*** INPUT

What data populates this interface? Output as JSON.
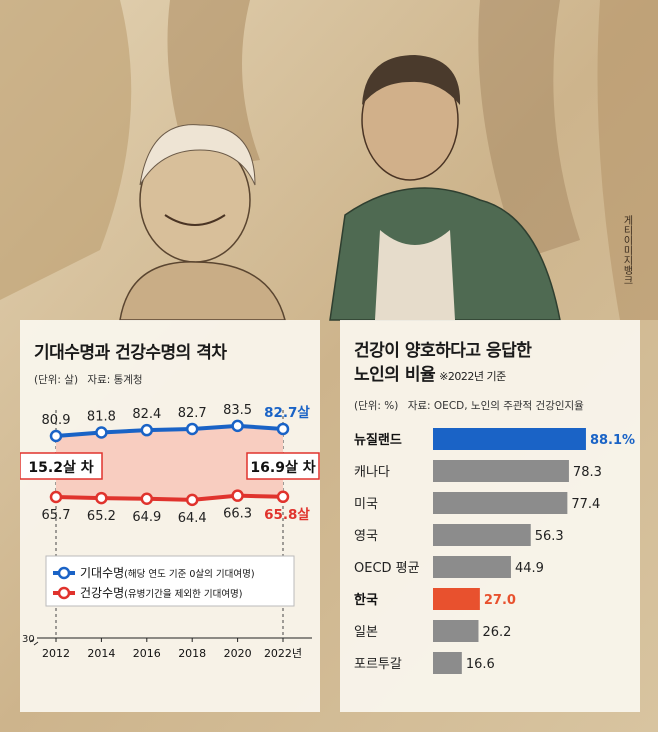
{
  "credit": "게티이미지뱅크",
  "left_chart": {
    "title": "기대수명과 건강수명의 격차",
    "unit_label": "(단위: 살)",
    "source_label": "자료: 통계청",
    "x_labels": [
      "2012",
      "2014",
      "2016",
      "2018",
      "2020",
      "2022년"
    ],
    "y_axis_tick": "30",
    "gap_start_label": "15.2살 차",
    "gap_end_label": "16.9살 차",
    "legend": [
      {
        "label": "기대수명",
        "note": "(해당 연도 기준 0살의 기대여명)",
        "color": "#1a63c6"
      },
      {
        "label": "건강수명",
        "note": "(유병기간을 제외한 기대여명)",
        "color": "#e0332d"
      }
    ],
    "life_value_labels": [
      "80.9",
      "81.8",
      "82.4",
      "82.7",
      "83.5",
      "82.7살"
    ],
    "healthy_value_labels": [
      "65.7",
      "65.2",
      "64.9",
      "64.4",
      "66.3",
      "65.8살"
    ]
  },
  "right_chart": {
    "title_line1": "건강이 양호하다고 응답한",
    "title_line2": "노인의 비율",
    "title_note": "※2022년 기준",
    "unit_label": "(단위: %)",
    "source_label": "자료: OECD, 노인의 주관적 건강인지율",
    "value_labels": [
      "88.1%",
      "78.3",
      "77.4",
      "56.3",
      "44.9",
      "27.0",
      "26.2",
      "16.6"
    ]
  },
  "chart_data": [
    {
      "type": "line",
      "title": "기대수명과 건강수명의 격차",
      "x": [
        2012,
        2014,
        2016,
        2018,
        2020,
        2022
      ],
      "series": [
        {
          "name": "기대수명",
          "values": [
            80.9,
            81.8,
            82.4,
            82.7,
            83.5,
            82.7
          ],
          "color": "#1a63c6"
        },
        {
          "name": "건강수명",
          "values": [
            65.7,
            65.2,
            64.9,
            64.4,
            66.3,
            65.8
          ],
          "color": "#e0332d"
        }
      ],
      "ylabel": "살",
      "ylim": [
        30,
        90
      ],
      "gap_fill_color": "#f8cdc0",
      "legend": "bottom-left"
    },
    {
      "type": "bar",
      "orientation": "horizontal",
      "title": "건강이 양호하다고 응답한 노인의 비율",
      "categories": [
        "뉴질랜드",
        "캐나다",
        "미국",
        "영국",
        "OECD 평균",
        "한국",
        "일본",
        "포르투갈"
      ],
      "values": [
        88.1,
        78.3,
        77.4,
        56.3,
        44.9,
        27.0,
        26.2,
        16.6
      ],
      "colors": [
        "#1a63c6",
        "#8c8c8c",
        "#8c8c8c",
        "#8c8c8c",
        "#8c8c8c",
        "#e8512e",
        "#8c8c8c",
        "#8c8c8c"
      ],
      "ylabel": "%",
      "xlim": [
        0,
        100
      ]
    }
  ]
}
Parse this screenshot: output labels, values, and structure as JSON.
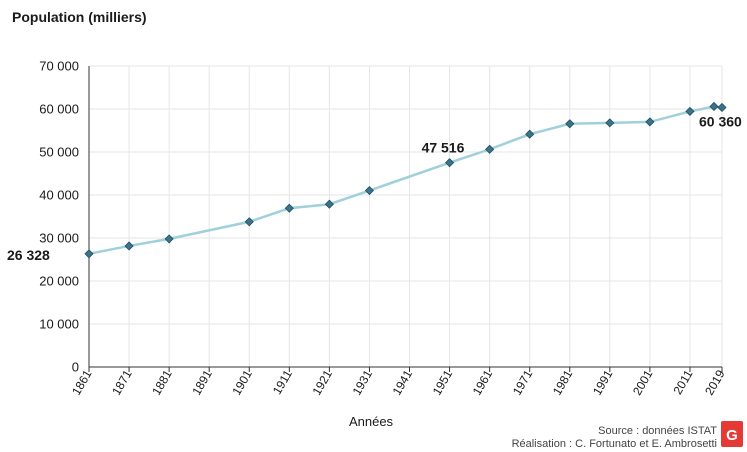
{
  "chart_data": {
    "type": "line",
    "title": "Population (milliers)",
    "xlabel": "Années",
    "ylabel": "Population (milliers)",
    "ylim": [
      0,
      70000
    ],
    "yticks": [
      0,
      10000,
      20000,
      30000,
      40000,
      50000,
      60000,
      70000
    ],
    "ytick_labels": [
      "0",
      "10 000",
      "20 000",
      "30 000",
      "40 000",
      "50 000",
      "60 000",
      "70 000"
    ],
    "xlim": [
      1861,
      2019
    ],
    "xticks": [
      1861,
      1871,
      1881,
      1891,
      1901,
      1911,
      1921,
      1931,
      1941,
      1951,
      1961,
      1971,
      1981,
      1991,
      2001,
      2011,
      2019
    ],
    "xtick_labels": [
      "1861",
      "1871",
      "1881",
      "1891",
      "1901",
      "1911",
      "1921",
      "1931",
      "1941",
      "1951",
      "1961",
      "1971",
      "1981",
      "1991",
      "2001",
      "2011",
      "2019"
    ],
    "grid": true,
    "series": [
      {
        "color": "#9fd0dc",
        "marker_color": "#3d7389",
        "x": [
          1861,
          1871,
          1881,
          1901,
          1911,
          1921,
          1931,
          1951,
          1961,
          1971,
          1981,
          1991,
          2001,
          2011,
          2017,
          2019
        ],
        "y": [
          26328,
          28151,
          29791,
          33778,
          36921,
          37856,
          41043,
          47516,
          50624,
          54137,
          56557,
          56778,
          56996,
          59434,
          60589,
          60360
        ]
      }
    ],
    "annotations": [
      {
        "x": 1861,
        "y": 26328,
        "text": "26 328"
      },
      {
        "x": 1951,
        "y": 47516,
        "text": "47 516"
      },
      {
        "x": 2019,
        "y": 60360,
        "text": "60 360"
      }
    ]
  },
  "footer": {
    "source": "Source : données ISTAT",
    "credit": "Réalisation : C. Fortunato et E. Ambrosetti",
    "logo_icon": "geo-logo-icon",
    "logo_text": "GÉO",
    "logo_color": "#e53935"
  }
}
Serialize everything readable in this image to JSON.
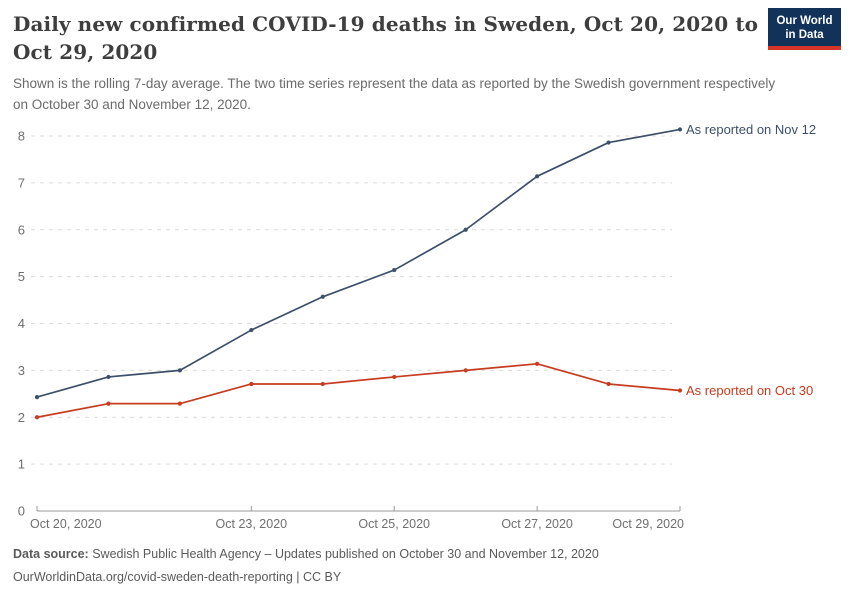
{
  "header": {
    "title": "Daily new confirmed COVID-19 deaths in Sweden, Oct 20, 2020 to Oct 29, 2020",
    "subtitle": "Shown is the rolling 7-day average. The two time series represent the data as reported by the Swedish government respectively on October 30 and November 12, 2020."
  },
  "logo": {
    "line1": "Our World",
    "line2": "in Data",
    "bg_color": "#12325a",
    "bar_color": "#d8352a"
  },
  "chart_data": {
    "type": "line",
    "x": [
      "Oct 20, 2020",
      "Oct 21, 2020",
      "Oct 22, 2020",
      "Oct 23, 2020",
      "Oct 24, 2020",
      "Oct 25, 2020",
      "Oct 26, 2020",
      "Oct 27, 2020",
      "Oct 28, 2020",
      "Oct 29, 2020"
    ],
    "x_tick_labels": [
      {
        "index": 0,
        "label": "Oct 20, 2020",
        "anchor": "start"
      },
      {
        "index": 3,
        "label": "Oct 23, 2020",
        "anchor": "middle"
      },
      {
        "index": 5,
        "label": "Oct 25, 2020",
        "anchor": "middle"
      },
      {
        "index": 7,
        "label": "Oct 27, 2020",
        "anchor": "middle"
      },
      {
        "index": 9,
        "label": "Oct 29, 2020",
        "anchor": "end"
      }
    ],
    "series": [
      {
        "name": "As reported on Nov 12",
        "color": "#3d4f6b",
        "values": [
          2.43,
          2.86,
          3.0,
          3.86,
          4.57,
          5.14,
          6.0,
          7.14,
          7.86,
          8.14
        ]
      },
      {
        "name": "As reported on Oct 30",
        "color": "#c73b1f",
        "values": [
          2.0,
          2.29,
          2.29,
          2.71,
          2.71,
          2.86,
          3.0,
          3.14,
          2.71,
          2.57
        ]
      }
    ],
    "title": "Daily new confirmed COVID-19 deaths in Sweden, Oct 20, 2020 to Oct 29, 2020",
    "xlabel": "",
    "ylabel": "",
    "ylim": [
      0,
      8
    ],
    "y_ticks": [
      0,
      1,
      2,
      3,
      4,
      5,
      6,
      7,
      8
    ],
    "grid": "dashed horizontal",
    "legend_position": "end-of-line labels"
  },
  "footer": {
    "source_label": "Data source:",
    "source_text": " Swedish Public Health Agency – Updates published on October 30 and November 12, 2020",
    "link_line": "OurWorldinData.org/covid-sweden-death-reporting | CC BY"
  }
}
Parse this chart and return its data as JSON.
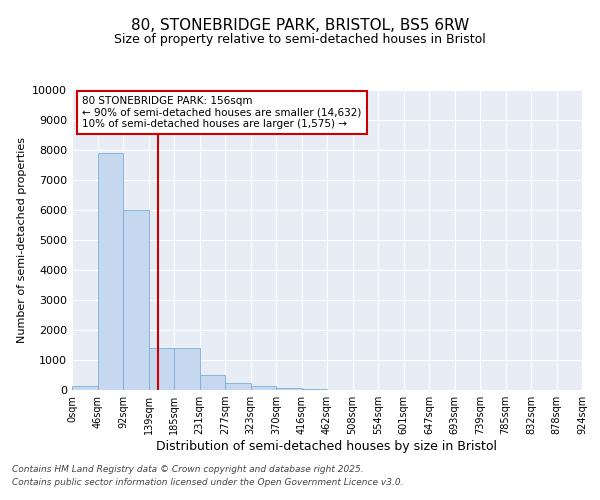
{
  "title": "80, STONEBRIDGE PARK, BRISTOL, BS5 6RW",
  "subtitle": "Size of property relative to semi-detached houses in Bristol",
  "xlabel": "Distribution of semi-detached houses by size in Bristol",
  "ylabel": "Number of semi-detached properties",
  "bin_labels": [
    "0sqm",
    "46sqm",
    "92sqm",
    "139sqm",
    "185sqm",
    "231sqm",
    "277sqm",
    "323sqm",
    "370sqm",
    "416sqm",
    "462sqm",
    "508sqm",
    "554sqm",
    "601sqm",
    "647sqm",
    "693sqm",
    "739sqm",
    "785sqm",
    "832sqm",
    "878sqm",
    "924sqm"
  ],
  "values": [
    150,
    7900,
    6000,
    1400,
    1400,
    500,
    250,
    150,
    75,
    30,
    10,
    5,
    3,
    2,
    1,
    1,
    0,
    0,
    0,
    0
  ],
  "bar_color": "#c5d8f0",
  "bar_edge_color": "#7aafd4",
  "red_line_index": 3.37,
  "red_line_color": "#cc0000",
  "annotation_text": "80 STONEBRIDGE PARK: 156sqm\n← 90% of semi-detached houses are smaller (14,632)\n10% of semi-detached houses are larger (1,575) →",
  "ylim": [
    0,
    10000
  ],
  "yticks": [
    0,
    1000,
    2000,
    3000,
    4000,
    5000,
    6000,
    7000,
    8000,
    9000,
    10000
  ],
  "plot_bg_color": "#e8edf5",
  "footer_line1": "Contains HM Land Registry data © Crown copyright and database right 2025.",
  "footer_line2": "Contains public sector information licensed under the Open Government Licence v3.0."
}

******

(OBJECTIVE)
Reproduce every line of the listing above in which the string "건강수명의" appears.

(EXERCISE ANSWER)
    "title": "기대수명과 건강수명의 격차",
      "title": "기대수명과 건강수명의 격차",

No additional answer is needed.